- _Required task_
Here are some records; return them all exactly.

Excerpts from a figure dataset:
(begin)
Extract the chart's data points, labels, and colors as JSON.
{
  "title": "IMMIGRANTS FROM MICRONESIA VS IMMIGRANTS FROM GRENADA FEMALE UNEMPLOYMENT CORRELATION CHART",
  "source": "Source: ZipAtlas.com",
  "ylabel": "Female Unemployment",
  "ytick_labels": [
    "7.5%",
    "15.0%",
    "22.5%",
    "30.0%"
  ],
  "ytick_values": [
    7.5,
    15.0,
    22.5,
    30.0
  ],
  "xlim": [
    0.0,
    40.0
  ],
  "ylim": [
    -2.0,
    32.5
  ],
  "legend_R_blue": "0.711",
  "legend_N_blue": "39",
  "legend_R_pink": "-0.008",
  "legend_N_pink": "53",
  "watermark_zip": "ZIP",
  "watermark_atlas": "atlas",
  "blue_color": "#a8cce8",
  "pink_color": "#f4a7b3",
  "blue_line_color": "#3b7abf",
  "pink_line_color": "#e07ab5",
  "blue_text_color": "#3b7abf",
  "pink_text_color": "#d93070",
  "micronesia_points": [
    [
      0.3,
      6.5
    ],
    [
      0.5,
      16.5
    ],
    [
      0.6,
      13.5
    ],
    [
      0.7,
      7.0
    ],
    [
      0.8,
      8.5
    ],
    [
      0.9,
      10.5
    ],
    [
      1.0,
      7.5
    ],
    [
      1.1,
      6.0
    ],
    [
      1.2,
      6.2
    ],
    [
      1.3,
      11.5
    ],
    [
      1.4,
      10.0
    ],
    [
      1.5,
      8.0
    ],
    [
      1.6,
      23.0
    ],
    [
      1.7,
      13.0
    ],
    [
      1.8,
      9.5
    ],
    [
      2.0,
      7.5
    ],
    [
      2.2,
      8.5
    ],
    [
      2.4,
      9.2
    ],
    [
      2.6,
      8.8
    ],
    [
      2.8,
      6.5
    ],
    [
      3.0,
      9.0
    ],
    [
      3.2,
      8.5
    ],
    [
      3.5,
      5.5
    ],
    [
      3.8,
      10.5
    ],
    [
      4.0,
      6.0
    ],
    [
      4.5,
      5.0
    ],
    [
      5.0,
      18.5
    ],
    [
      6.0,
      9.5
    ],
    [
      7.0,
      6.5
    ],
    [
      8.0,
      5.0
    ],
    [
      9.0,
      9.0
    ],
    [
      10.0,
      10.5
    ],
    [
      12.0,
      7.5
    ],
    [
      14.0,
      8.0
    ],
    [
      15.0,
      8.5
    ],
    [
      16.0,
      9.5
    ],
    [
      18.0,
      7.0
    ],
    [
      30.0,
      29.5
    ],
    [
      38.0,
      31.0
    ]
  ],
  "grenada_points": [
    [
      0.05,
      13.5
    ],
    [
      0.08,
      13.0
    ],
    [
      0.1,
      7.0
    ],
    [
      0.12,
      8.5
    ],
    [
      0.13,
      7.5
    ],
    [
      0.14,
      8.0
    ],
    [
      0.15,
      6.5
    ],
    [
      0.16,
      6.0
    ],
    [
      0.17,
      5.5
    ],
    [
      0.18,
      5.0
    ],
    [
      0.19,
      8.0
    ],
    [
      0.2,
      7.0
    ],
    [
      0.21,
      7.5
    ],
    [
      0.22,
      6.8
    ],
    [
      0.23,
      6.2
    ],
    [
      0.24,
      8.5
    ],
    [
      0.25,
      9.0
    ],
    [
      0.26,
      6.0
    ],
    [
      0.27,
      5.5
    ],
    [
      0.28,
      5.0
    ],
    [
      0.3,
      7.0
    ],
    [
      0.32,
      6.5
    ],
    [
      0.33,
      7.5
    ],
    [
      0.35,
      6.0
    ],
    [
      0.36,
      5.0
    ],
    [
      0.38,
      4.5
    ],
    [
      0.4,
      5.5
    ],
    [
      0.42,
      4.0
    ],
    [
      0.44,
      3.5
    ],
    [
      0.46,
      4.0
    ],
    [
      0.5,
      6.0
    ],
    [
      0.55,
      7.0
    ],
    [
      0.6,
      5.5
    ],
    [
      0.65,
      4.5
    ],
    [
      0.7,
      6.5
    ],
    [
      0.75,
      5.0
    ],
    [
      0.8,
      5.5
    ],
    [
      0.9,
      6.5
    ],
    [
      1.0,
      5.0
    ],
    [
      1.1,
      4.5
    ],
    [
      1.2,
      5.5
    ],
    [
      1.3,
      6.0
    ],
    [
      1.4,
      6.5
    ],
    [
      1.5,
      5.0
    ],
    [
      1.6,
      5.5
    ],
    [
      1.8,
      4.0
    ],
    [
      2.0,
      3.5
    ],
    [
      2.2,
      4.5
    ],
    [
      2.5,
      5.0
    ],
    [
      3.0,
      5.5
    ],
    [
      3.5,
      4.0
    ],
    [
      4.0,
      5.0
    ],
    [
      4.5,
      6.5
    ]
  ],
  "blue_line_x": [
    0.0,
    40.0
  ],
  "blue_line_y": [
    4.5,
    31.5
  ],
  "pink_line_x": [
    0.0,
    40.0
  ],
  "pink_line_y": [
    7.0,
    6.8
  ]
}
(end)
- _Reply to the task_
Extract the chart's data points, labels, and colors as JSON.
{
  "title": "IMMIGRANTS FROM MICRONESIA VS IMMIGRANTS FROM GRENADA FEMALE UNEMPLOYMENT CORRELATION CHART",
  "source": "Source: ZipAtlas.com",
  "ylabel": "Female Unemployment",
  "ytick_labels": [
    "7.5%",
    "15.0%",
    "22.5%",
    "30.0%"
  ],
  "ytick_values": [
    7.5,
    15.0,
    22.5,
    30.0
  ],
  "xlim": [
    0.0,
    40.0
  ],
  "ylim": [
    -2.0,
    32.5
  ],
  "legend_R_blue": "0.711",
  "legend_N_blue": "39",
  "legend_R_pink": "-0.008",
  "legend_N_pink": "53",
  "watermark_zip": "ZIP",
  "watermark_atlas": "atlas",
  "blue_color": "#a8cce8",
  "pink_color": "#f4a7b3",
  "blue_line_color": "#3b7abf",
  "pink_line_color": "#e07ab5",
  "blue_text_color": "#3b7abf",
  "pink_text_color": "#d93070",
  "micronesia_points": [
    [
      0.3,
      6.5
    ],
    [
      0.5,
      16.5
    ],
    [
      0.6,
      13.5
    ],
    [
      0.7,
      7.0
    ],
    [
      0.8,
      8.5
    ],
    [
      0.9,
      10.5
    ],
    [
      1.0,
      7.5
    ],
    [
      1.1,
      6.0
    ],
    [
      1.2,
      6.2
    ],
    [
      1.3,
      11.5
    ],
    [
      1.4,
      10.0
    ],
    [
      1.5,
      8.0
    ],
    [
      1.6,
      23.0
    ],
    [
      1.7,
      13.0
    ],
    [
      1.8,
      9.5
    ],
    [
      2.0,
      7.5
    ],
    [
      2.2,
      8.5
    ],
    [
      2.4,
      9.2
    ],
    [
      2.6,
      8.8
    ],
    [
      2.8,
      6.5
    ],
    [
      3.0,
      9.0
    ],
    [
      3.2,
      8.5
    ],
    [
      3.5,
      5.5
    ],
    [
      3.8,
      10.5
    ],
    [
      4.0,
      6.0
    ],
    [
      4.5,
      5.0
    ],
    [
      5.0,
      18.5
    ],
    [
      6.0,
      9.5
    ],
    [
      7.0,
      6.5
    ],
    [
      8.0,
      5.0
    ],
    [
      9.0,
      9.0
    ],
    [
      10.0,
      10.5
    ],
    [
      12.0,
      7.5
    ],
    [
      14.0,
      8.0
    ],
    [
      15.0,
      8.5
    ],
    [
      16.0,
      9.5
    ],
    [
      18.0,
      7.0
    ],
    [
      30.0,
      29.5
    ],
    [
      38.0,
      31.0
    ]
  ],
  "grenada_points": [
    [
      0.05,
      13.5
    ],
    [
      0.08,
      13.0
    ],
    [
      0.1,
      7.0
    ],
    [
      0.12,
      8.5
    ],
    [
      0.13,
      7.5
    ],
    [
      0.14,
      8.0
    ],
    [
      0.15,
      6.5
    ],
    [
      0.16,
      6.0
    ],
    [
      0.17,
      5.5
    ],
    [
      0.18,
      5.0
    ],
    [
      0.19,
      8.0
    ],
    [
      0.2,
      7.0
    ],
    [
      0.21,
      7.5
    ],
    [
      0.22,
      6.8
    ],
    [
      0.23,
      6.2
    ],
    [
      0.24,
      8.5
    ],
    [
      0.25,
      9.0
    ],
    [
      0.26,
      6.0
    ],
    [
      0.27,
      5.5
    ],
    [
      0.28,
      5.0
    ],
    [
      0.3,
      7.0
    ],
    [
      0.32,
      6.5
    ],
    [
      0.33,
      7.5
    ],
    [
      0.35,
      6.0
    ],
    [
      0.36,
      5.0
    ],
    [
      0.38,
      4.5
    ],
    [
      0.4,
      5.5
    ],
    [
      0.42,
      4.0
    ],
    [
      0.44,
      3.5
    ],
    [
      0.46,
      4.0
    ],
    [
      0.5,
      6.0
    ],
    [
      0.55,
      7.0
    ],
    [
      0.6,
      5.5
    ],
    [
      0.65,
      4.5
    ],
    [
      0.7,
      6.5
    ],
    [
      0.75,
      5.0
    ],
    [
      0.8,
      5.5
    ],
    [
      0.9,
      6.5
    ],
    [
      1.0,
      5.0
    ],
    [
      1.1,
      4.5
    ],
    [
      1.2,
      5.5
    ],
    [
      1.3,
      6.0
    ],
    [
      1.4,
      6.5
    ],
    [
      1.5,
      5.0
    ],
    [
      1.6,
      5.5
    ],
    [
      1.8,
      4.0
    ],
    [
      2.0,
      3.5
    ],
    [
      2.2,
      4.5
    ],
    [
      2.5,
      5.0
    ],
    [
      3.0,
      5.5
    ],
    [
      3.5,
      4.0
    ],
    [
      4.0,
      5.0
    ],
    [
      4.5,
      6.5
    ]
  ],
  "blue_line_x": [
    0.0,
    40.0
  ],
  "blue_line_y": [
    4.5,
    31.5
  ],
  "pink_line_x": [
    0.0,
    40.0
  ],
  "pink_line_y": [
    7.0,
    6.8
  ]
}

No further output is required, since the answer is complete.